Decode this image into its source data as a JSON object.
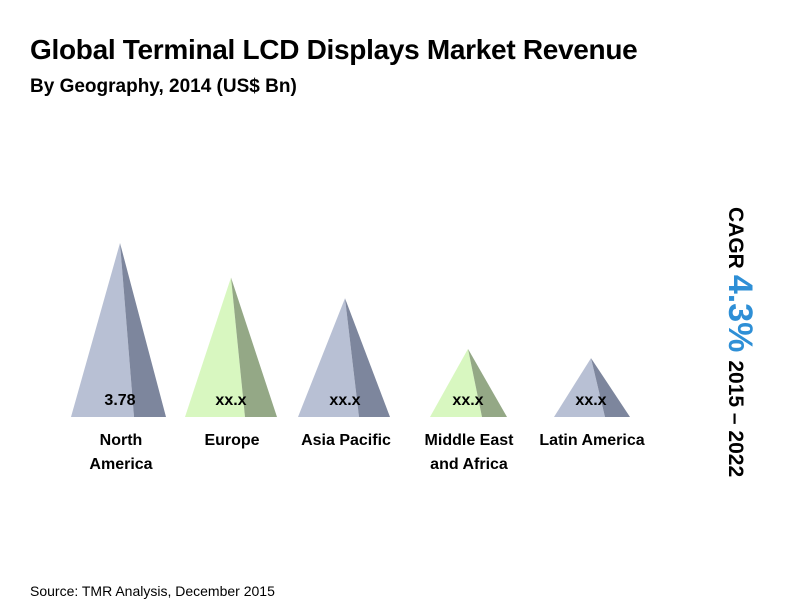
{
  "header": {
    "title": "Global Terminal LCD Displays Market Revenue",
    "subtitle": "By Geography, 2014 (US$ Bn)"
  },
  "cagr": {
    "label": "CAGR",
    "rate": "4.3%",
    "period": "2015 – 2022"
  },
  "source": "Source: TMR Analysis, December 2015",
  "colors": {
    "blue_front": "#b8c0d4",
    "blue_side": "#7d869d",
    "green_front": "#d8f7c0",
    "green_side": "#94a886",
    "cagr_rate": "#2e8fd6"
  },
  "chart_data": {
    "type": "bar",
    "style": "pyramid",
    "title": "Global Terminal LCD Displays Market Revenue",
    "subtitle": "By Geography, 2014 (US$ Bn)",
    "categories": [
      "North America",
      "Europe",
      "Asia Pacific",
      "Middle East and Africa",
      "Latin America"
    ],
    "category_lines": [
      [
        "North",
        "America"
      ],
      [
        "Europe"
      ],
      [
        "Asia Pacific"
      ],
      [
        "Middle East",
        "and Africa"
      ],
      [
        "Latin America"
      ]
    ],
    "value_labels": [
      "3.78",
      "xx.x",
      "xx.x",
      "xx.x",
      "xx.x"
    ],
    "values": [
      3.78,
      3.03,
      2.58,
      1.48,
      1.28
    ],
    "colors": [
      "blue",
      "green",
      "blue",
      "green",
      "blue"
    ],
    "grid": false,
    "legend": "none"
  }
}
——————
(STATED GOAL) Transcribe each entry precisely as given, leaving the pictures out.

(RESPONSE TO THE EXERCISE)
Decode this image into its source data as a JSON object.
{
  "header": {
    "title": "Global Terminal LCD Displays Market Revenue",
    "subtitle": "By Geography, 2014 (US$ Bn)"
  },
  "cagr": {
    "label": "CAGR",
    "rate": "4.3%",
    "period": "2015 – 2022"
  },
  "source": "Source: TMR Analysis, December 2015",
  "colors": {
    "blue_front": "#b8c0d4",
    "blue_side": "#7d869d",
    "green_front": "#d8f7c0",
    "green_side": "#94a886",
    "cagr_rate": "#2e8fd6"
  },
  "chart_data": {
    "type": "bar",
    "style": "pyramid",
    "title": "Global Terminal LCD Displays Market Revenue",
    "subtitle": "By Geography, 2014 (US$ Bn)",
    "categories": [
      "North America",
      "Europe",
      "Asia Pacific",
      "Middle East and Africa",
      "Latin America"
    ],
    "category_lines": [
      [
        "North",
        "America"
      ],
      [
        "Europe"
      ],
      [
        "Asia Pacific"
      ],
      [
        "Middle East",
        "and Africa"
      ],
      [
        "Latin America"
      ]
    ],
    "value_labels": [
      "3.78",
      "xx.x",
      "xx.x",
      "xx.x",
      "xx.x"
    ],
    "values": [
      3.78,
      3.03,
      2.58,
      1.48,
      1.28
    ],
    "colors": [
      "blue",
      "green",
      "blue",
      "green",
      "blue"
    ],
    "grid": false,
    "legend": "none"
  }
}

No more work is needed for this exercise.